_What to do:_
Pull out every line below that holds the word "this".

#### Material to process

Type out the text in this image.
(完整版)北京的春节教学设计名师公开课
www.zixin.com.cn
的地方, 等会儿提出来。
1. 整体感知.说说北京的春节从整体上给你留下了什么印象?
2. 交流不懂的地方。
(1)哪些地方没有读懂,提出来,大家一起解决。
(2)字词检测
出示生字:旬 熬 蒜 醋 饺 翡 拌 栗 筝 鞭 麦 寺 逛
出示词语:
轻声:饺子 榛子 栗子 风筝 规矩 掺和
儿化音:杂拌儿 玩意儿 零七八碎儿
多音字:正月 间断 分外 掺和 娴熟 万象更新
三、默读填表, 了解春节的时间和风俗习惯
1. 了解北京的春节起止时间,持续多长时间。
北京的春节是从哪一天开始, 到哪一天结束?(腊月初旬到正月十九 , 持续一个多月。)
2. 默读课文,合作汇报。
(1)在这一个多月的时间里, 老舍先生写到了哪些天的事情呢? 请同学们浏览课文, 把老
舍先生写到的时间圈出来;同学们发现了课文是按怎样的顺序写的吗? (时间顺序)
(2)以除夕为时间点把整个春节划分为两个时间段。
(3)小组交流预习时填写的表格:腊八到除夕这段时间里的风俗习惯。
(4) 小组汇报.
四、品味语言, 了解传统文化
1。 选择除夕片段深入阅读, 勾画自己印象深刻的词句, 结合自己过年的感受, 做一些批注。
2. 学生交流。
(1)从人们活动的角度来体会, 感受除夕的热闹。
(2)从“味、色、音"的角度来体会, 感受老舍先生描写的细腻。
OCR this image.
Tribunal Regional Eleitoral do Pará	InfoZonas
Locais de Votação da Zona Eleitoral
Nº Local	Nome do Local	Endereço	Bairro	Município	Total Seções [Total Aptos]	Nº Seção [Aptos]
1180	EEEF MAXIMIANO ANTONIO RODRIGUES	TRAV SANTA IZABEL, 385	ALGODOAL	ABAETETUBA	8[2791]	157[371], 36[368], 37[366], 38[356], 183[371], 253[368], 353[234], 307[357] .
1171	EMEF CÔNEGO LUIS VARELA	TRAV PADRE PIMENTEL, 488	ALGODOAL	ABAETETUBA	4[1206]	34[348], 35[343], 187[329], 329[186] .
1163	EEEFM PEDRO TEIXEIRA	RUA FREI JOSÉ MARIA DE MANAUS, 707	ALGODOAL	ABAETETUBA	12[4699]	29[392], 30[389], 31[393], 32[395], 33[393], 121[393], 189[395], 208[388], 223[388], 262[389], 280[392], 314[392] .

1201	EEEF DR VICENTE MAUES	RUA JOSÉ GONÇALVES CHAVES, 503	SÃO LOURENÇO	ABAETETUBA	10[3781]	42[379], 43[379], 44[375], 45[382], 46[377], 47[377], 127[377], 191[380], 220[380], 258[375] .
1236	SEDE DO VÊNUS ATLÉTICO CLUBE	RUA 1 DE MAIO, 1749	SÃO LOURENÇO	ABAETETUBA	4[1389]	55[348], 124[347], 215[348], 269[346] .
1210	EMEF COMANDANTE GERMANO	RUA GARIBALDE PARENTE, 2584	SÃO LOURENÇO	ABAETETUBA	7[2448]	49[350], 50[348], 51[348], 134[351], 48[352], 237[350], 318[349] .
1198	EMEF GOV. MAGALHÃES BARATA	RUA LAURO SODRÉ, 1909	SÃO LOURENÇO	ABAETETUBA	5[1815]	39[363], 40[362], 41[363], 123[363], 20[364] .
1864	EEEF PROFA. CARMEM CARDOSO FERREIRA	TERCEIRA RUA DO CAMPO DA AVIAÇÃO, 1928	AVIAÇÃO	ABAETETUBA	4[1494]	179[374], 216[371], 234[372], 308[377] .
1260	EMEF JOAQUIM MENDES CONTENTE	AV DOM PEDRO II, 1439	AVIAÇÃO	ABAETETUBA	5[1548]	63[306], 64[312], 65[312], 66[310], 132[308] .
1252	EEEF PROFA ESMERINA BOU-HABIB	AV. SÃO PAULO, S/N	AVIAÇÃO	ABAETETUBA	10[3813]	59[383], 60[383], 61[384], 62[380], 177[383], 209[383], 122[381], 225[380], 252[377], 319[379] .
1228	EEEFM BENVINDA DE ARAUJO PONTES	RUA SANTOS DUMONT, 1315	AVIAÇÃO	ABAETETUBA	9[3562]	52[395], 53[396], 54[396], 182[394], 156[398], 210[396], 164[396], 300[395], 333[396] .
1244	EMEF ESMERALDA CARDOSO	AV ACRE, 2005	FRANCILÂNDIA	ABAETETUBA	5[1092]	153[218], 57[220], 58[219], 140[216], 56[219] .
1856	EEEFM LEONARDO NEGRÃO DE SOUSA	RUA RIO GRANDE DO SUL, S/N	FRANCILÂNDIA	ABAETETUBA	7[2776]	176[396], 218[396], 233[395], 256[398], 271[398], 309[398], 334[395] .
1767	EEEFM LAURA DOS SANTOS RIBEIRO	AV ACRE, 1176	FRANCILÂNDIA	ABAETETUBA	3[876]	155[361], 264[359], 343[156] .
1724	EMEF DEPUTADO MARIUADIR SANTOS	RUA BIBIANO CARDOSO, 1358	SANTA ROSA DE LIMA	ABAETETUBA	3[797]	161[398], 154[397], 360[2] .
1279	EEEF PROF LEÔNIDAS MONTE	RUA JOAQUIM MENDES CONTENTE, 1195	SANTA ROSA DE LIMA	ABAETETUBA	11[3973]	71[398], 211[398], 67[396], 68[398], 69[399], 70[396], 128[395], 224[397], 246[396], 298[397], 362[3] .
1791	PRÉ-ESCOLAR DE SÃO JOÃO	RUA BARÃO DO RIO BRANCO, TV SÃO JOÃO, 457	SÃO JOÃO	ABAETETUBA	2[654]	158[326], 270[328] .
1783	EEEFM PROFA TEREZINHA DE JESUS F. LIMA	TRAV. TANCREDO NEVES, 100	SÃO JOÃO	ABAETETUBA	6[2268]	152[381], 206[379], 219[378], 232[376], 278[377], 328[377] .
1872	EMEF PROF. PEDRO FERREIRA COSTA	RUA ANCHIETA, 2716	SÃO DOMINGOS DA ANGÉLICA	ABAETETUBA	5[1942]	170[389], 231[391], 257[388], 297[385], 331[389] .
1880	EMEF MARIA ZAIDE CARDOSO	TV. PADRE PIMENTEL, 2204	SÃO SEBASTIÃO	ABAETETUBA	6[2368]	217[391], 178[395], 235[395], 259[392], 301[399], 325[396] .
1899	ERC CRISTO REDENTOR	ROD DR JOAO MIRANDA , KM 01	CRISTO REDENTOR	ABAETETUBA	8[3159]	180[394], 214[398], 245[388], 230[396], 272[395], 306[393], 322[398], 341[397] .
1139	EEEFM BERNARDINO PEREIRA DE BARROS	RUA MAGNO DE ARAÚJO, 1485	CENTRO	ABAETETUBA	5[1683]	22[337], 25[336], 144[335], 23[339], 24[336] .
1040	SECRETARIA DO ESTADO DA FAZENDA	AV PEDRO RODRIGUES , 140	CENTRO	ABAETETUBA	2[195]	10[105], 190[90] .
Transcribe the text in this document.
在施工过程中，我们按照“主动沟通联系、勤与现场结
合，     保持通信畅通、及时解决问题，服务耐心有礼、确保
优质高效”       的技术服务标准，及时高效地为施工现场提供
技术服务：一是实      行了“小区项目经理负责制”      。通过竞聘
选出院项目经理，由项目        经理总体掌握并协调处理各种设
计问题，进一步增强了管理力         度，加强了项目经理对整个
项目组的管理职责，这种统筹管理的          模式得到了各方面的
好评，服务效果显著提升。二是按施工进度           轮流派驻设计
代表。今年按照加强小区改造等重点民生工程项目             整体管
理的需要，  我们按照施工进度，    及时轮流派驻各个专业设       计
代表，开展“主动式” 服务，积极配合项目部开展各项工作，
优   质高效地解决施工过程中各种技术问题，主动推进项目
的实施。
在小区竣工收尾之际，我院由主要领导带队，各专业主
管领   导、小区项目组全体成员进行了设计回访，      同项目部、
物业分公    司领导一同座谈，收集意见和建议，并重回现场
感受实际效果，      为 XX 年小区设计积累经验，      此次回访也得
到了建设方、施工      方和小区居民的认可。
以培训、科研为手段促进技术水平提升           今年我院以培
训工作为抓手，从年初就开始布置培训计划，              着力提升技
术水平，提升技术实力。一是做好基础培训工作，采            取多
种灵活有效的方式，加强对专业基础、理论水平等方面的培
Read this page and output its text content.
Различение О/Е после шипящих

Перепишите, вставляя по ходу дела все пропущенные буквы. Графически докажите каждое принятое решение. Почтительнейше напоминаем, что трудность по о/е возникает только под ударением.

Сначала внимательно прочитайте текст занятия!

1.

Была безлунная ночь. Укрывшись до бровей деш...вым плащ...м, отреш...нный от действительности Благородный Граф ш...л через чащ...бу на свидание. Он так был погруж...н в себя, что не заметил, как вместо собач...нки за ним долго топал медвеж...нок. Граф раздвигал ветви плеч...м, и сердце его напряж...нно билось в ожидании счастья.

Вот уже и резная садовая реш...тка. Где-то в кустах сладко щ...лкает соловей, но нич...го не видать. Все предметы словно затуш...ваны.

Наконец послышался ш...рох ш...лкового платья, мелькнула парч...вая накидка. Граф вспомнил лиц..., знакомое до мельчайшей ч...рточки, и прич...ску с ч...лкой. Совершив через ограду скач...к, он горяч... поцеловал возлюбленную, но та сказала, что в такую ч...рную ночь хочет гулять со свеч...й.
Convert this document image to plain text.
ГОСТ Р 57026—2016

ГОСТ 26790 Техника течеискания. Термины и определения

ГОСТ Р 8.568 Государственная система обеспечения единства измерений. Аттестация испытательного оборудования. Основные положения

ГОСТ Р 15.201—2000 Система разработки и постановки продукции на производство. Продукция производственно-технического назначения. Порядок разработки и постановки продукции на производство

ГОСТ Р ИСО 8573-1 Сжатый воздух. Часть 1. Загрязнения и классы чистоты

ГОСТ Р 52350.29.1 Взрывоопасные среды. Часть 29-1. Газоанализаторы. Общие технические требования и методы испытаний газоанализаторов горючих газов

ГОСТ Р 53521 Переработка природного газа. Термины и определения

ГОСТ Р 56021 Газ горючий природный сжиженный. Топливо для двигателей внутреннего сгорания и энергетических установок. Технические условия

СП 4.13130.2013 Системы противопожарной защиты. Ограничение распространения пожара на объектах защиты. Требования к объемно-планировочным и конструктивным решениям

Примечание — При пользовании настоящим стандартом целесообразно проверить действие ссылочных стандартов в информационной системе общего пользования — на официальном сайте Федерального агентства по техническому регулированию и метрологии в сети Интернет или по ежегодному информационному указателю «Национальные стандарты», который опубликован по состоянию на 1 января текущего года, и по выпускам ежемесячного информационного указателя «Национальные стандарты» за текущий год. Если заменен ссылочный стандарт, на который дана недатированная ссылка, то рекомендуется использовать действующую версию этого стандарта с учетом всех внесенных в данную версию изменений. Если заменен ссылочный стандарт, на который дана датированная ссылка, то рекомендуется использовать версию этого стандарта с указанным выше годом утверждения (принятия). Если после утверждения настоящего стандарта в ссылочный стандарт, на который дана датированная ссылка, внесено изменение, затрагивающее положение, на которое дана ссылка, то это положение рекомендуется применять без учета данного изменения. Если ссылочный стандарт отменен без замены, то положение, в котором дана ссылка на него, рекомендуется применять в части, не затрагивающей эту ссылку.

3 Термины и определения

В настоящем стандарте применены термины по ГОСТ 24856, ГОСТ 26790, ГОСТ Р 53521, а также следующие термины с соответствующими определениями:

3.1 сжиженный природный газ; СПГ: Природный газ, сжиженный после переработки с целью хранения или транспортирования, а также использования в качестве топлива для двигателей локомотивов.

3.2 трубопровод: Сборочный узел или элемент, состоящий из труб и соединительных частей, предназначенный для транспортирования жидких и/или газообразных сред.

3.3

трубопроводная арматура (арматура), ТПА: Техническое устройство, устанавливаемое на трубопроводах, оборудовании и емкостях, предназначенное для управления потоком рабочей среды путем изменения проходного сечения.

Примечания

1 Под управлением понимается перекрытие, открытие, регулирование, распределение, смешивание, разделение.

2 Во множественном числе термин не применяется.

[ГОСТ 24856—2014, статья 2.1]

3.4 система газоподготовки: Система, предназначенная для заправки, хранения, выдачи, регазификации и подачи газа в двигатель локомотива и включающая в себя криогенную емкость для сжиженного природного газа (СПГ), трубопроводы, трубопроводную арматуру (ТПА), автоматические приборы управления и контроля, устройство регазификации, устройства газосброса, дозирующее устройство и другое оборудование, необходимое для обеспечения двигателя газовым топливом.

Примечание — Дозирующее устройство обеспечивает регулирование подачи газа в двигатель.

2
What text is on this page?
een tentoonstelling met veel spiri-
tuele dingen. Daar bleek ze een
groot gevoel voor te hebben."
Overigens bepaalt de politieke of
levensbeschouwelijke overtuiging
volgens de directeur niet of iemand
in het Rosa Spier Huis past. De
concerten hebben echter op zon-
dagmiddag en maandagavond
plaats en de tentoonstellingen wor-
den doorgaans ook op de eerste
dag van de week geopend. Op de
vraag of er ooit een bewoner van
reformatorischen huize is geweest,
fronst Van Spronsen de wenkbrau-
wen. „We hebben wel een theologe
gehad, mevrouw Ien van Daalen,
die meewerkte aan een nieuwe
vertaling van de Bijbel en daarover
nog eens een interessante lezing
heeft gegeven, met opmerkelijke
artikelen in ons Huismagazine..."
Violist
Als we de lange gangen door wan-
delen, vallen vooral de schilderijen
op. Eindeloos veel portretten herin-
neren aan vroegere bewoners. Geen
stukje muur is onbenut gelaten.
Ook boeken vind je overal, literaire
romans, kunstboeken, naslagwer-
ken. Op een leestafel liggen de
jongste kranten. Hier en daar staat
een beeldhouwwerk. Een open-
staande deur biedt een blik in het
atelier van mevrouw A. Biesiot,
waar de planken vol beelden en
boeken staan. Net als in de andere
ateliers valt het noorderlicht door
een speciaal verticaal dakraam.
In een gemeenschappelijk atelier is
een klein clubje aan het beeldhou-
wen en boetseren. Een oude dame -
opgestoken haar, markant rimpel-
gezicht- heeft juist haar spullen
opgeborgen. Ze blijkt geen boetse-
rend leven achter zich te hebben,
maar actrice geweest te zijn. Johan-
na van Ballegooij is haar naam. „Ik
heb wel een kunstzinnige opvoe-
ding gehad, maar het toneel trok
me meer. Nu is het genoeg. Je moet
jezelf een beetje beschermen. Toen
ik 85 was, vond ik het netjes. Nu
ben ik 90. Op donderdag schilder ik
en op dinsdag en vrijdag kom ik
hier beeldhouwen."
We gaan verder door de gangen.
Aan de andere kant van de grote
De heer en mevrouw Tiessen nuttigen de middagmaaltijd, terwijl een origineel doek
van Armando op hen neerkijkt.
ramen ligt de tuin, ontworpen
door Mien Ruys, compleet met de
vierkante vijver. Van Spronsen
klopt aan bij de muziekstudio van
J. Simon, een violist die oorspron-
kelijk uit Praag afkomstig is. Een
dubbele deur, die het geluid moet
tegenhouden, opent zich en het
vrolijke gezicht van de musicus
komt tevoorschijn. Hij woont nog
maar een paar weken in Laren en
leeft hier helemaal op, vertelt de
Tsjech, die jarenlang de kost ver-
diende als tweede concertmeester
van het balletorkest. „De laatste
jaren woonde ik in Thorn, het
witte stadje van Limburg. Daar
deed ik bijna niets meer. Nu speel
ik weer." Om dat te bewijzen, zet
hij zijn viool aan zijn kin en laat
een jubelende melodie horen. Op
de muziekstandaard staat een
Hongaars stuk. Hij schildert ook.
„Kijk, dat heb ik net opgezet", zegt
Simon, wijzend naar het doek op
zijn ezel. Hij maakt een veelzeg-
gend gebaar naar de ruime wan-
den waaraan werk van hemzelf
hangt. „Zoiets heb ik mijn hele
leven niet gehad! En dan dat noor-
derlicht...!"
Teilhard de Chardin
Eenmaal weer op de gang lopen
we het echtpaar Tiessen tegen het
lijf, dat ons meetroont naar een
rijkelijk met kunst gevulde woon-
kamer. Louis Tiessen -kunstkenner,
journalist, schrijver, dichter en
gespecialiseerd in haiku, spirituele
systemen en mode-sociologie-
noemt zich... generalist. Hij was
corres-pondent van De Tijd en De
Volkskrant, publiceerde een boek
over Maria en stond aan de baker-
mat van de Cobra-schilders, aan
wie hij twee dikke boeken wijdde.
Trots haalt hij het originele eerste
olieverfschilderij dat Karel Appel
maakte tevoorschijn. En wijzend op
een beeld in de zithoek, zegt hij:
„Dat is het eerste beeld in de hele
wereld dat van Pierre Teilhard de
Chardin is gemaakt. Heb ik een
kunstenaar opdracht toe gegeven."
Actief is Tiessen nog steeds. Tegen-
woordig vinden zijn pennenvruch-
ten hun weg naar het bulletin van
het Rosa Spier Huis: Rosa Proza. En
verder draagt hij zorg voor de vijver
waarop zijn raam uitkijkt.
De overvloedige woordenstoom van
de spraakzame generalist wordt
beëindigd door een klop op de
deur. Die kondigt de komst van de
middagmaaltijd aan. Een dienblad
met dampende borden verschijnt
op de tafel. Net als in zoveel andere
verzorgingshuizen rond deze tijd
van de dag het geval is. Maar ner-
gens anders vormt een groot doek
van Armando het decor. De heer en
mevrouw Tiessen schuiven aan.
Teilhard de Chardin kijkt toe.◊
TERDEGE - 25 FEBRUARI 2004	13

########

_Answer to the problem:_
Type out the text in this image.
OCR this image.
Transcribe the text in this document.
Read this page and output its text content.
Convert this document image to plain text.
What text is on this page?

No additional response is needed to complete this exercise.